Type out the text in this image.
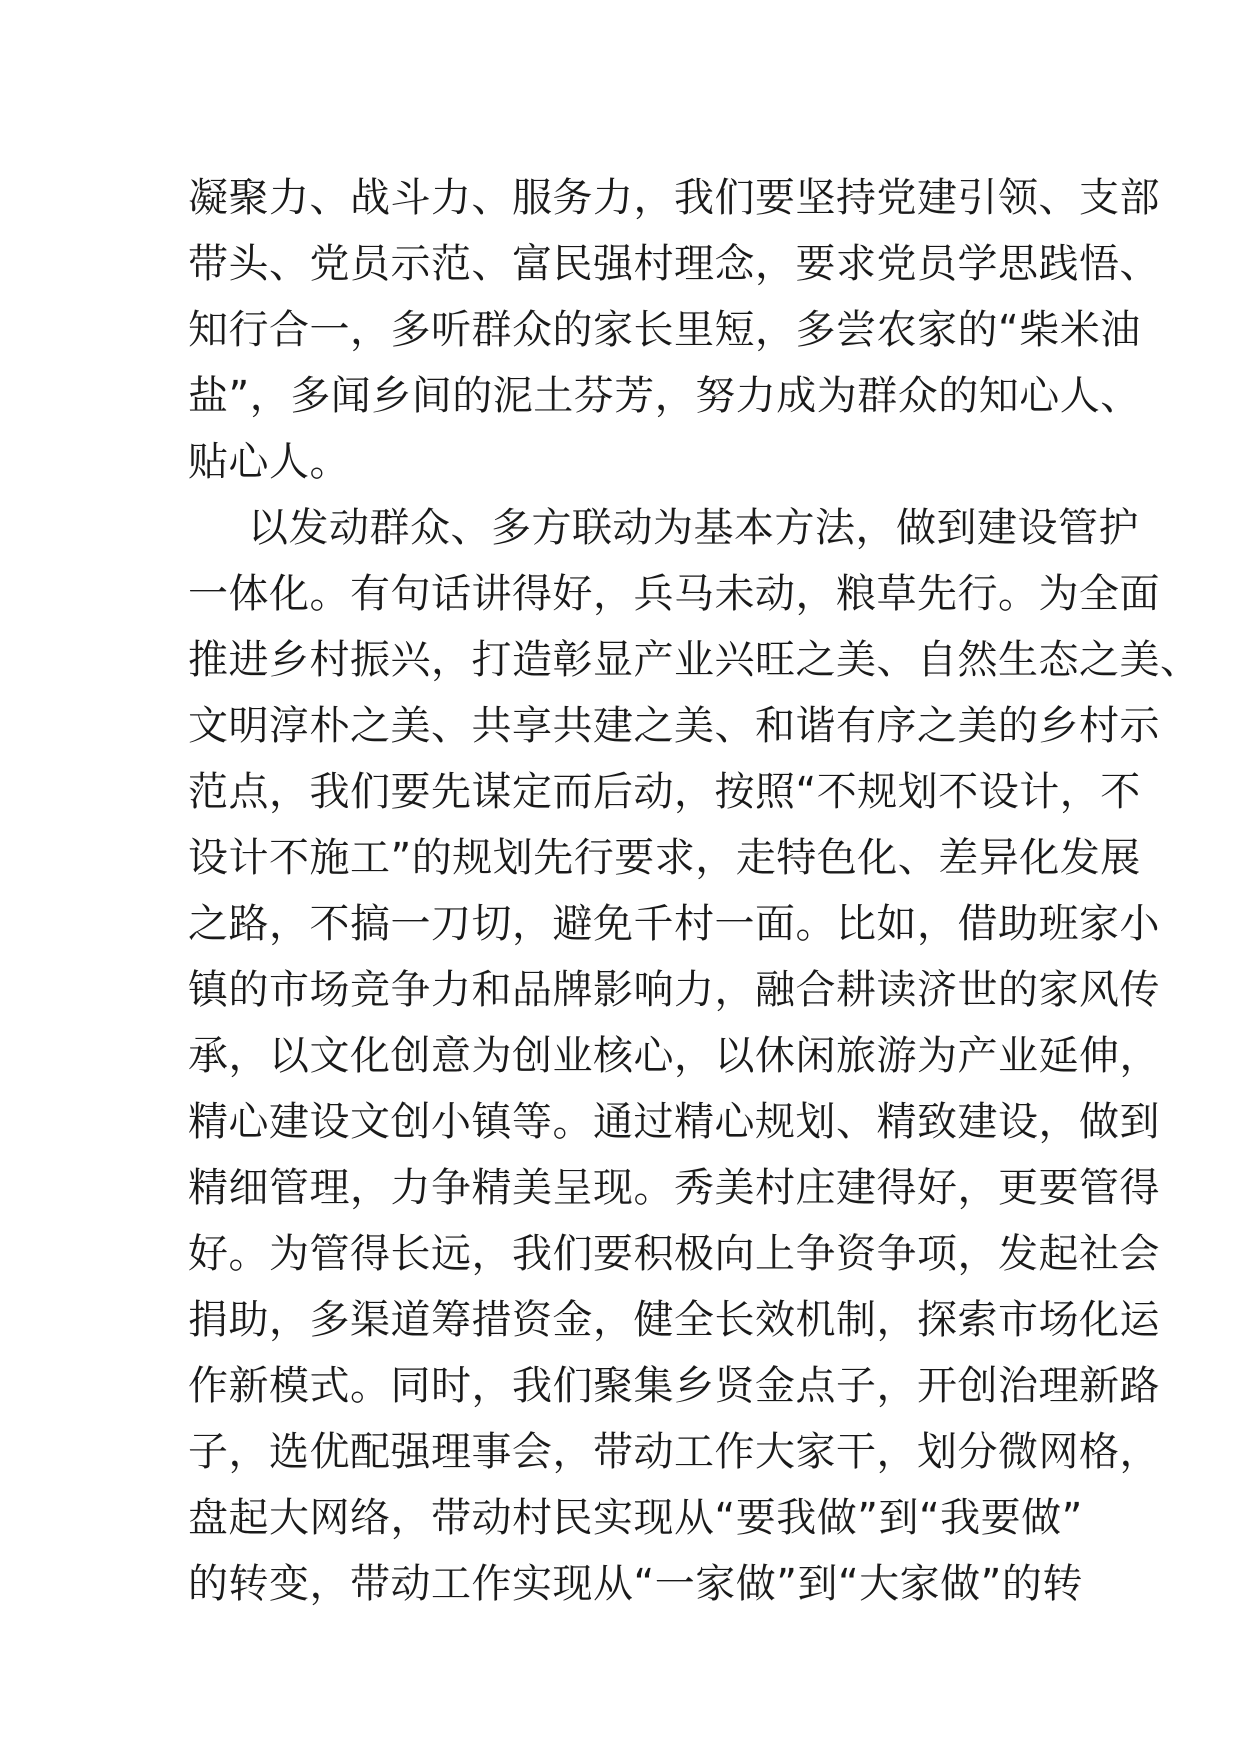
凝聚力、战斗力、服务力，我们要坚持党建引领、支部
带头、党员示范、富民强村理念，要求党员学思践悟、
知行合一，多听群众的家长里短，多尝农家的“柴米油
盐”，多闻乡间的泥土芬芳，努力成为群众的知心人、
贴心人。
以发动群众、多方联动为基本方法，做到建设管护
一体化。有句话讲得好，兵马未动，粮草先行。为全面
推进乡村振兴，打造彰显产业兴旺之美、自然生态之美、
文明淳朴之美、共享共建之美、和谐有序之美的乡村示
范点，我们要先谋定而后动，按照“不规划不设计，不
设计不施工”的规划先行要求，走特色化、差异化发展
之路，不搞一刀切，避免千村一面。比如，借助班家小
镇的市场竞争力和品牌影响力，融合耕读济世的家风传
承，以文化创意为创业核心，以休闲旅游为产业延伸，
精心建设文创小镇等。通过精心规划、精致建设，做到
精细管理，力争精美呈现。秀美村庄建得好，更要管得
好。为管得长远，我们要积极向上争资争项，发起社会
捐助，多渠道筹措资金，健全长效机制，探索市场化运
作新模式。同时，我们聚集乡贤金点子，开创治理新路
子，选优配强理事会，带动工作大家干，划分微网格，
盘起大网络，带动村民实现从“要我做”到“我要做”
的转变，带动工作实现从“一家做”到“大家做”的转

^^^^

The task ->
Each record above should come back exactly the same, only without its pictures.

Response ->
Type out the text in this image.
凝聚力、战斗力、服务力，我们要坚持党建引领、支部
带头、党员示范、富民强村理念，要求党员学思践悟、
知行合一，多听群众的家长里短，多尝农家的“柴米油
盐”，多闻乡间的泥土芬芳，努力成为群众的知心人、
贴心人。
以发动群众、多方联动为基本方法，做到建设管护
一体化。有句话讲得好，兵马未动，粮草先行。为全面
推进乡村振兴，打造彰显产业兴旺之美、自然生态之美、
文明淳朴之美、共享共建之美、和谐有序之美的乡村示
范点，我们要先谋定而后动，按照“不规划不设计，不
设计不施工”的规划先行要求，走特色化、差异化发展
之路，不搞一刀切，避免千村一面。比如，借助班家小
镇的市场竞争力和品牌影响力，融合耕读济世的家风传
承，以文化创意为创业核心，以休闲旅游为产业延伸，
精心建设文创小镇等。通过精心规划、精致建设，做到
精细管理，力争精美呈现。秀美村庄建得好，更要管得
好。为管得长远，我们要积极向上争资争项，发起社会
捐助，多渠道筹措资金，健全长效机制，探索市场化运
作新模式。同时，我们聚集乡贤金点子，开创治理新路
子，选优配强理事会，带动工作大家干，划分微网格，
盘起大网络，带动村民实现从“要我做”到“我要做”
的转变，带动工作实现从“一家做”到“大家做”的转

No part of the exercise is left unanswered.